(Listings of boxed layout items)
+ + +

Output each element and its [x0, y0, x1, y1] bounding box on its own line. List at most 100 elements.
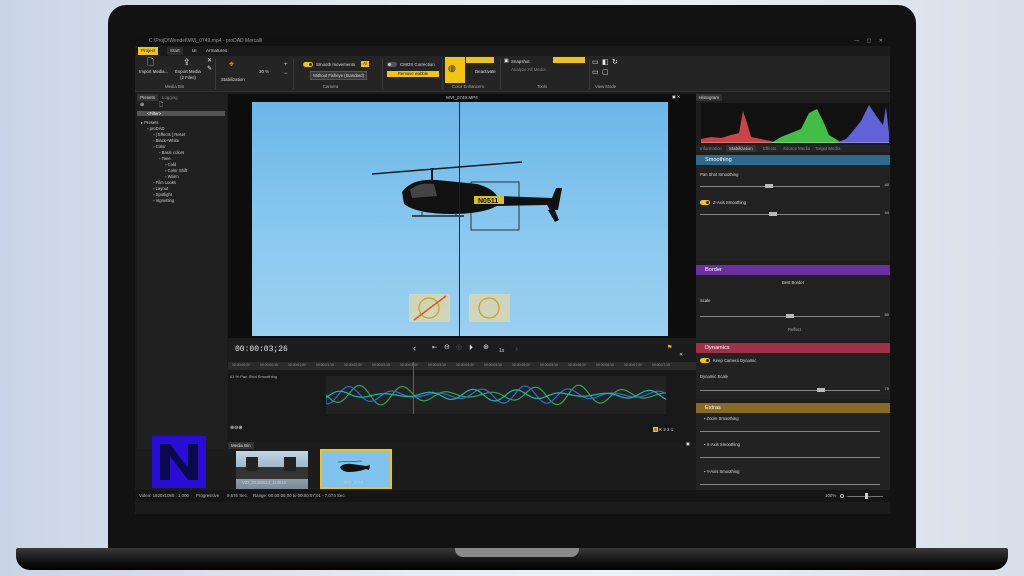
- snapshot-button[interactable]: Snapshot: [511, 59, 530, 64]
- key-3[interactable]: 3: [667, 427, 669, 432]
- dynamic-scale-slider[interactable]: [700, 388, 880, 392]
- scale-thumb[interactable]: [786, 314, 794, 318]
- z-axis-slider[interactable]: [700, 212, 880, 216]
- tab-presets[interactable]: Presets: [137, 94, 158, 101]
- tree-item[interactable]: ▫ Basic colors: [159, 150, 184, 155]
- tab-logging[interactable]: Logging: [159, 94, 181, 101]
- tab-source-media[interactable]: Source Media: [780, 145, 813, 152]
- tab-start[interactable]: Start: [167, 47, 183, 55]
- export-media-button[interactable]: Export Media: [175, 69, 201, 74]
- pan-shot-thumb[interactable]: [765, 184, 774, 188]
- frame-forward-icon[interactable]: ⊕: [483, 343, 489, 353]
- edit-icon[interactable]: ✎: [207, 66, 212, 72]
- section-dynamics[interactable]: Dynamics: [696, 343, 890, 353]
- tree-item[interactable]: ▫ [ Effects ] Reset: [153, 132, 185, 137]
- smooth-movements-toggle[interactable]: [303, 62, 313, 67]
- smooth-badge[interactable]: Al: [361, 61, 369, 67]
- zoom-slider-thumb[interactable]: [865, 493, 868, 499]
- playhead[interactable]: [413, 362, 414, 414]
- filter-input[interactable]: <Filter>: [137, 111, 225, 116]
- smoothing-graph[interactable]: [325, 376, 667, 414]
- tree-item[interactable]: ▫ Film Looks: [153, 180, 176, 185]
- next-icon[interactable]: ›: [515, 343, 518, 353]
- marker-icon[interactable]: ⚑: [667, 343, 672, 353]
- view-display-icon[interactable]: ▢: [602, 69, 609, 76]
- maximize-icon[interactable]: ▣ ✕: [672, 95, 680, 99]
- zoom-plus-button[interactable]: +: [284, 62, 288, 68]
- tab-project[interactable]: Project: [138, 47, 159, 55]
- tree-item[interactable]: ▫ Warm: [165, 174, 179, 179]
- tree-item[interactable]: ▫ Vignetting: [153, 198, 174, 203]
- zoom-smoothing-slider[interactable]: [700, 431, 880, 432]
- tab-ui[interactable]: UI: [189, 47, 200, 55]
- timeline-ruler[interactable]: 00:00:00;00 00:00:00;15 00:00:01;00 00:00:0…: [228, 362, 696, 370]
- clear-marker-icon[interactable]: ✕: [679, 350, 683, 360]
- tree-item[interactable]: ▫ Color: [153, 144, 166, 149]
- y-axis-slider[interactable]: [700, 484, 880, 485]
- key-k[interactable]: K: [659, 427, 662, 432]
- fisheye-select[interactable]: Without Fisheye (Standard): [310, 71, 367, 80]
- x-axis-slider[interactable]: [700, 457, 880, 458]
- view-monitor-icon[interactable]: ▭: [592, 69, 599, 76]
- view-refresh-icon[interactable]: ↻: [612, 59, 618, 66]
- best-border-label[interactable]: Best Border: [782, 280, 804, 285]
- stabilization-icon[interactable]: ⌖: [229, 60, 234, 69]
- add-icon[interactable]: ⊕: [140, 103, 144, 108]
- view-split-icon[interactable]: ◧: [602, 59, 609, 66]
- keep-dynamic-toggle[interactable]: [700, 358, 710, 363]
- key-2[interactable]: 2: [663, 427, 665, 432]
- cmos-toggle[interactable]: [387, 62, 397, 67]
- snapshot-icon[interactable]: ▣: [504, 59, 509, 64]
- tab-histogram[interactable]: Histogram: [696, 94, 723, 101]
- key-1[interactable]: S: [653, 427, 658, 432]
- section-smoothing[interactable]: Smoothing: [696, 155, 890, 165]
- view-single-icon[interactable]: ▭: [592, 59, 599, 66]
- tab-information[interactable]: Information: [697, 145, 725, 152]
- tree-item[interactable]: ▫ Tone: [159, 156, 171, 161]
- z-axis-toggle[interactable]: [700, 200, 710, 205]
- video-frame[interactable]: N0511: [252, 102, 668, 336]
- tab-target-media[interactable]: Target Media: [812, 145, 843, 152]
- play-icon[interactable]: ⏵: [469, 343, 473, 353]
- section-extras[interactable]: Extras: [696, 403, 890, 413]
- import-media-icon[interactable]: 🗋: [147, 58, 154, 67]
- new-preset-icon[interactable]: 🗋: [159, 103, 163, 108]
- key-s[interactable]: 1: [671, 427, 673, 432]
- tab-stabilization[interactable]: Stabilization: [726, 145, 756, 152]
- speed-button[interactable]: 1x: [499, 346, 504, 356]
- analyze-all-button[interactable]: Analyze All Media: [511, 67, 546, 72]
- zoom-minus-button[interactable]: −: [284, 71, 288, 77]
- deactivate-button[interactable]: Deactivate: [475, 69, 496, 74]
- tab-armatures[interactable]: Armatures: [203, 47, 230, 55]
- tree-item[interactable]: ▫ Color Shift: [165, 168, 187, 173]
- dynamic-scale-thumb[interactable]: [816, 388, 825, 392]
- z-axis-thumb[interactable]: [768, 212, 777, 216]
- stabilization-button[interactable]: Stabilization: [221, 77, 245, 82]
- timeline-keys[interactable]: S K 2 3 1: [653, 427, 673, 432]
- expand-icon[interactable]: ▣: [686, 442, 690, 446]
- scale-slider[interactable]: [700, 314, 880, 318]
- section-border[interactable]: Border: [696, 265, 890, 275]
- split-divider[interactable]: [459, 102, 460, 336]
- tree-item[interactable]: ▫ proDAD: [147, 126, 165, 131]
- import-media-button[interactable]: Import Media...: [139, 69, 168, 74]
- tree-item[interactable]: ▸ Presets: [141, 120, 158, 125]
- window-controls[interactable]: — ▢ ✕: [854, 38, 886, 44]
- tab-media-bin[interactable]: Media Bin: [228, 442, 254, 449]
- zoom-out-icon[interactable]: [840, 494, 844, 498]
- tree-item[interactable]: ▫ Spotlight: [153, 192, 172, 197]
- previous-icon[interactable]: ‹: [413, 343, 416, 353]
- pan-shot-slider[interactable]: [700, 184, 880, 188]
- reflect-option[interactable]: Reflect: [788, 327, 801, 332]
- tree-item[interactable]: ▫ Layout: [153, 186, 168, 191]
- tree-item[interactable]: ▫ Black+White: [153, 138, 179, 143]
- loop-icon[interactable]: ◎: [456, 343, 462, 353]
- remove-wobble-button[interactable]: Remove wobble: [387, 71, 439, 77]
- close-icon[interactable]: ✕: [207, 58, 212, 64]
- step-back-icon[interactable]: ⇤: [432, 343, 437, 353]
- zoom-in-icon[interactable]: ⊕⊖⊕: [230, 426, 243, 431]
- tab-effects[interactable]: Effects: [760, 145, 779, 152]
- frame-back-icon[interactable]: ⊖: [444, 343, 450, 353]
- export-media-icon[interactable]: ⇪: [183, 58, 191, 67]
- tree-item[interactable]: ▫ Cold: [165, 162, 176, 167]
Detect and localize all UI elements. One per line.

+ + +

Reproduce every line of the records above without changing anything, and leave the pictures out of your answer.

Output each element and its [x0, y0, x1, y1] bounding box on its own line. List at most 100 elements.
- snapshot-button[interactable]: Snapshot: [511, 59, 530, 64]
- key-3[interactable]: 3: [667, 427, 669, 432]
- dynamic-scale-slider[interactable]: [700, 388, 880, 392]
- scale-thumb[interactable]: [786, 314, 794, 318]
- z-axis-slider[interactable]: [700, 212, 880, 216]
- tab-presets[interactable]: Presets: [137, 94, 158, 101]
- tree-item[interactable]: ▫ Basic colors: [159, 150, 184, 155]
- tab-logging[interactable]: Logging: [159, 94, 181, 101]
- tab-source-media[interactable]: Source Media: [780, 145, 813, 152]
- tab-start[interactable]: Start: [167, 47, 183, 55]
- export-media-button[interactable]: Export Media: [175, 69, 201, 74]
- pan-shot-thumb[interactable]: [765, 184, 774, 188]
- frame-forward-icon[interactable]: ⊕: [483, 343, 489, 353]
- edit-icon[interactable]: ✎: [207, 66, 212, 72]
- section-dynamics[interactable]: Dynamics: [696, 343, 890, 353]
- tree-item[interactable]: ▫ [ Effects ] Reset: [153, 132, 185, 137]
- smooth-movements-toggle[interactable]: [303, 62, 313, 67]
- smooth-badge[interactable]: Al: [361, 61, 369, 67]
- zoom-slider-thumb[interactable]: [865, 493, 868, 499]
- playhead[interactable]: [413, 362, 414, 414]
- filter-input[interactable]: <Filter>: [137, 111, 225, 116]
- smoothing-graph[interactable]: [325, 376, 667, 414]
- tree-item[interactable]: ▫ Film Looks: [153, 180, 176, 185]
- next-icon[interactable]: ›: [515, 343, 518, 353]
- marker-icon[interactable]: ⚑: [667, 343, 672, 353]
- view-display-icon[interactable]: ▢: [602, 69, 609, 76]
- maximize-icon[interactable]: ▣ ✕: [672, 95, 680, 99]
- zoom-plus-button[interactable]: +: [284, 62, 288, 68]
- tab-project[interactable]: Project: [138, 47, 159, 55]
- tree-item[interactable]: ▫ Warm: [165, 174, 179, 179]
- tree-item[interactable]: ▫ Vignetting: [153, 198, 174, 203]
- zoom-smoothing-slider[interactable]: [700, 431, 880, 432]
- tab-ui[interactable]: UI: [189, 47, 200, 55]
- timeline-ruler[interactable]: 00:00:00;00 00:00:00;15 00:00:01;00 00:00:0…: [228, 362, 696, 370]
- clear-marker-icon[interactable]: ✕: [679, 350, 683, 360]
- tree-item[interactable]: ▫ Color: [153, 144, 166, 149]
- y-axis-slider[interactable]: [700, 484, 880, 485]
- key-k[interactable]: K: [659, 427, 662, 432]
- fisheye-select[interactable]: Without Fisheye (Standard): [310, 71, 367, 80]
- x-axis-slider[interactable]: [700, 457, 880, 458]
- view-monitor-icon[interactable]: ▭: [592, 69, 599, 76]
- view-refresh-icon[interactable]: ↻: [612, 59, 618, 66]
- best-border-label[interactable]: Best Border: [782, 280, 804, 285]
- stabilization-icon[interactable]: ⌖: [229, 60, 234, 69]
- add-icon[interactable]: ⊕: [140, 103, 144, 108]
- view-split-icon[interactable]: ◧: [602, 59, 609, 66]
- keep-dynamic-toggle[interactable]: [700, 358, 710, 363]
- key-2[interactable]: 2: [663, 427, 665, 432]
- cmos-toggle[interactable]: [387, 62, 397, 67]
- snapshot-icon[interactable]: ▣: [504, 59, 509, 64]
- tab-histogram[interactable]: Histogram: [696, 94, 723, 101]
- key-1[interactable]: S: [653, 427, 658, 432]
- section-smoothing[interactable]: Smoothing: [696, 155, 890, 165]
- view-single-icon[interactable]: ▭: [592, 59, 599, 66]
- tab-information[interactable]: Information: [697, 145, 725, 152]
- tree-item[interactable]: ▫ Tone: [159, 156, 171, 161]
- z-axis-toggle[interactable]: [700, 200, 710, 205]
- video-frame[interactable]: N0511: [252, 102, 668, 336]
- tab-target-media[interactable]: Target Media: [812, 145, 843, 152]
- play-icon[interactable]: ⏵: [469, 343, 473, 353]
- section-extras[interactable]: Extras: [696, 403, 890, 413]
- import-media-icon[interactable]: 🗋: [147, 58, 154, 67]
- new-preset-icon[interactable]: 🗋: [159, 103, 163, 108]
- key-s[interactable]: 1: [671, 427, 673, 432]
- tab-stabilization[interactable]: Stabilization: [726, 145, 756, 152]
- speed-button[interactable]: 1x: [499, 346, 504, 356]
- analyze-all-button[interactable]: Analyze All Media: [511, 67, 546, 72]
- zoom-minus-button[interactable]: −: [284, 71, 288, 77]
- deactivate-button[interactable]: Deactivate: [475, 69, 496, 74]
- tab-armatures[interactable]: Armatures: [203, 47, 230, 55]
- tree-item[interactable]: ▫ Color Shift: [165, 168, 187, 173]
- dynamic-scale-thumb[interactable]: [816, 388, 825, 392]
- z-axis-thumb[interactable]: [768, 212, 777, 216]
- stabilization-button[interactable]: Stabilization: [221, 77, 245, 82]
- timeline-keys[interactable]: S K 2 3 1: [653, 427, 673, 432]
- expand-icon[interactable]: ▣: [686, 442, 690, 446]
- scale-slider[interactable]: [700, 314, 880, 318]
- section-border[interactable]: Border: [696, 265, 890, 275]
- split-divider[interactable]: [459, 102, 460, 336]
- tree-item[interactable]: ▫ proDAD: [147, 126, 165, 131]
- import-media-button[interactable]: Import Media...: [139, 69, 168, 74]
- tree-item[interactable]: ▸ Presets: [141, 120, 158, 125]
- window-controls[interactable]: — ▢ ✕: [854, 38, 886, 44]
- tab-media-bin[interactable]: Media Bin: [228, 442, 254, 449]
- zoom-out-icon[interactable]: [840, 494, 844, 498]
- tree-item[interactable]: ▫ Spotlight: [153, 192, 172, 197]
- previous-icon[interactable]: ‹: [413, 343, 416, 353]
- pan-shot-slider[interactable]: [700, 184, 880, 188]
- reflect-option[interactable]: Reflect: [788, 327, 801, 332]
- tree-item[interactable]: ▫ Layout: [153, 186, 168, 191]
- tree-item[interactable]: ▫ Black+White: [153, 138, 179, 143]
- loop-icon[interactable]: ◎: [456, 343, 462, 353]
- remove-wobble-button[interactable]: Remove wobble: [387, 71, 439, 77]
- close-icon[interactable]: ✕: [207, 58, 212, 64]
- step-back-icon[interactable]: ⇤: [432, 343, 437, 353]
- zoom-in-icon[interactable]: ⊕⊖⊕: [230, 426, 243, 431]
- tab-effects[interactable]: Effects: [760, 145, 779, 152]
- frame-back-icon[interactable]: ⊖: [444, 343, 450, 353]
- export-media-icon[interactable]: ⇪: [183, 58, 191, 67]
- tree-item[interactable]: ▫ Cold: [165, 162, 176, 167]
Detect and localize all UI elements. One per line.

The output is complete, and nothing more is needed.